- **PROBLEM REQUIREMENTS**: Extract the complete listing and repeat it word for word.

* START *

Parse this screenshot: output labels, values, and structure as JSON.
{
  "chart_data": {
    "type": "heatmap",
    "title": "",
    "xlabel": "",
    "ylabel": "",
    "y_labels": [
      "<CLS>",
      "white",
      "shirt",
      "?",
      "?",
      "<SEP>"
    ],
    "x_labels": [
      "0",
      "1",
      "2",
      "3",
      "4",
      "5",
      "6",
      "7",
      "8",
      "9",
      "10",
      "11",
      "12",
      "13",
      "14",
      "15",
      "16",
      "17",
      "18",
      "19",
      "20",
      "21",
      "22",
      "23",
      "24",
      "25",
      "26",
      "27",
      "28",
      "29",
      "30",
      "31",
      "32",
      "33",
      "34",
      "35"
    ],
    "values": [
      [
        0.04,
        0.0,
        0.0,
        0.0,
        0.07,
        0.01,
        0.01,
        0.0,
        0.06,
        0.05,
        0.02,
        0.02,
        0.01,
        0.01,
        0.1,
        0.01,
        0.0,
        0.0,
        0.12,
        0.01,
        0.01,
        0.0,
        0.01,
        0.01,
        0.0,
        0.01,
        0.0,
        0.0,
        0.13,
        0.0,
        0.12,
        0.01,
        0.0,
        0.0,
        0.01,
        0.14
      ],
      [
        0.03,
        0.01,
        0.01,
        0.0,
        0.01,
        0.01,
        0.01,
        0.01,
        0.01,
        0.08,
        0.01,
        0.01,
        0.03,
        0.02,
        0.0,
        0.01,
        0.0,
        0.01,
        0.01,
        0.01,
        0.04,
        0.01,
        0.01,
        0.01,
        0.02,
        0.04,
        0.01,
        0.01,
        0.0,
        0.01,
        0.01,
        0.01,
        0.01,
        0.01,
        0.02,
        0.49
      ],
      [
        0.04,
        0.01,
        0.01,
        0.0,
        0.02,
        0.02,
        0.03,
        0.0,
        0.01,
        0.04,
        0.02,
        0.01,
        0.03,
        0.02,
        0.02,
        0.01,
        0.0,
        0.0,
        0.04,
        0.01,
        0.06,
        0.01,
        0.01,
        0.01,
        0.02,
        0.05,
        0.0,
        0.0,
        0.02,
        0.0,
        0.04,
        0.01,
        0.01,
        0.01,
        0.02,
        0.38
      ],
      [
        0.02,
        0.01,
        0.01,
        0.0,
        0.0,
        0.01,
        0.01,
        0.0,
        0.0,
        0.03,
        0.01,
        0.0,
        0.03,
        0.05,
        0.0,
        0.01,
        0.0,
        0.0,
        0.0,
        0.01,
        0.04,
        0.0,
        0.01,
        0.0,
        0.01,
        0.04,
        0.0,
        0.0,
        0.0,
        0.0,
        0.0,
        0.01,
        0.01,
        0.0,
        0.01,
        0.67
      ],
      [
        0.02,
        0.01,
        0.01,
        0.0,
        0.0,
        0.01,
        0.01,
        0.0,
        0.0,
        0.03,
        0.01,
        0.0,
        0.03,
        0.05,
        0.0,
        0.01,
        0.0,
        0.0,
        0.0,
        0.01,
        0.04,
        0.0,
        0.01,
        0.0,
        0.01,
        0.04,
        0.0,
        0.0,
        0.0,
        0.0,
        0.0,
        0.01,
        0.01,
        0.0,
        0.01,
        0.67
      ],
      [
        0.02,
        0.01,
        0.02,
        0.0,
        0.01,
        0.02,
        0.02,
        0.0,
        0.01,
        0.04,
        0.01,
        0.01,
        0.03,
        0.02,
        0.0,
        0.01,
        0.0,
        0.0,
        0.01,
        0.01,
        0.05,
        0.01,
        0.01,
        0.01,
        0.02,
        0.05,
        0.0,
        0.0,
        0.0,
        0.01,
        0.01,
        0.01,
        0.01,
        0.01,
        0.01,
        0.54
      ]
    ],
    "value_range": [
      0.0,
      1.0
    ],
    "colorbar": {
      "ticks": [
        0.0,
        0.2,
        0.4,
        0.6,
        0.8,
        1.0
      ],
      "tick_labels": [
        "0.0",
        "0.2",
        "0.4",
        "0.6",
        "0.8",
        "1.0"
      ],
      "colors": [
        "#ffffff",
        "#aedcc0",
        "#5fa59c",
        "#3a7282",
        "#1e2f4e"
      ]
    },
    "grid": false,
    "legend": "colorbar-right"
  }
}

* END *

- **TASK RESULT**:
Parse this screenshot: output labels, values, and structure as JSON.
{
  "chart_data": {
    "type": "heatmap",
    "title": "",
    "xlabel": "",
    "ylabel": "",
    "y_labels": [
      "<CLS>",
      "white",
      "shirt",
      "?",
      "?",
      "<SEP>"
    ],
    "x_labels": [
      "0",
      "1",
      "2",
      "3",
      "4",
      "5",
      "6",
      "7",
      "8",
      "9",
      "10",
      "11",
      "12",
      "13",
      "14",
      "15",
      "16",
      "17",
      "18",
      "19",
      "20",
      "21",
      "22",
      "23",
      "24",
      "25",
      "26",
      "27",
      "28",
      "29",
      "30",
      "31",
      "32",
      "33",
      "34",
      "35"
    ],
    "values": [
      [
        0.04,
        0.0,
        0.0,
        0.0,
        0.07,
        0.01,
        0.01,
        0.0,
        0.06,
        0.05,
        0.02,
        0.02,
        0.01,
        0.01,
        0.1,
        0.01,
        0.0,
        0.0,
        0.12,
        0.01,
        0.01,
        0.0,
        0.01,
        0.01,
        0.0,
        0.01,
        0.0,
        0.0,
        0.13,
        0.0,
        0.12,
        0.01,
        0.0,
        0.0,
        0.01,
        0.14
      ],
      [
        0.03,
        0.01,
        0.01,
        0.0,
        0.01,
        0.01,
        0.01,
        0.01,
        0.01,
        0.08,
        0.01,
        0.01,
        0.03,
        0.02,
        0.0,
        0.01,
        0.0,
        0.01,
        0.01,
        0.01,
        0.04,
        0.01,
        0.01,
        0.01,
        0.02,
        0.04,
        0.01,
        0.01,
        0.0,
        0.01,
        0.01,
        0.01,
        0.01,
        0.01,
        0.02,
        0.49
      ],
      [
        0.04,
        0.01,
        0.01,
        0.0,
        0.02,
        0.02,
        0.03,
        0.0,
        0.01,
        0.04,
        0.02,
        0.01,
        0.03,
        0.02,
        0.02,
        0.01,
        0.0,
        0.0,
        0.04,
        0.01,
        0.06,
        0.01,
        0.01,
        0.01,
        0.02,
        0.05,
        0.0,
        0.0,
        0.02,
        0.0,
        0.04,
        0.01,
        0.01,
        0.01,
        0.02,
        0.38
      ],
      [
        0.02,
        0.01,
        0.01,
        0.0,
        0.0,
        0.01,
        0.01,
        0.0,
        0.0,
        0.03,
        0.01,
        0.0,
        0.03,
        0.05,
        0.0,
        0.01,
        0.0,
        0.0,
        0.0,
        0.01,
        0.04,
        0.0,
        0.01,
        0.0,
        0.01,
        0.04,
        0.0,
        0.0,
        0.0,
        0.0,
        0.0,
        0.01,
        0.01,
        0.0,
        0.01,
        0.67
      ],
      [
        0.02,
        0.01,
        0.01,
        0.0,
        0.0,
        0.01,
        0.01,
        0.0,
        0.0,
        0.03,
        0.01,
        0.0,
        0.03,
        0.05,
        0.0,
        0.01,
        0.0,
        0.0,
        0.0,
        0.01,
        0.04,
        0.0,
        0.01,
        0.0,
        0.01,
        0.04,
        0.0,
        0.0,
        0.0,
        0.0,
        0.0,
        0.01,
        0.01,
        0.0,
        0.01,
        0.67
      ],
      [
        0.02,
        0.01,
        0.02,
        0.0,
        0.01,
        0.02,
        0.02,
        0.0,
        0.01,
        0.04,
        0.01,
        0.01,
        0.03,
        0.02,
        0.0,
        0.01,
        0.0,
        0.0,
        0.01,
        0.01,
        0.05,
        0.01,
        0.01,
        0.01,
        0.02,
        0.05,
        0.0,
        0.0,
        0.0,
        0.01,
        0.01,
        0.01,
        0.01,
        0.01,
        0.01,
        0.54
      ]
    ],
    "value_range": [
      0.0,
      1.0
    ],
    "colorbar": {
      "ticks": [
        0.0,
        0.2,
        0.4,
        0.6,
        0.8,
        1.0
      ],
      "tick_labels": [
        "0.0",
        "0.2",
        "0.4",
        "0.6",
        "0.8",
        "1.0"
      ],
      "colors": [
        "#ffffff",
        "#aedcc0",
        "#5fa59c",
        "#3a7282",
        "#1e2f4e"
      ]
    },
    "grid": false,
    "legend": "colorbar-right"
  }
}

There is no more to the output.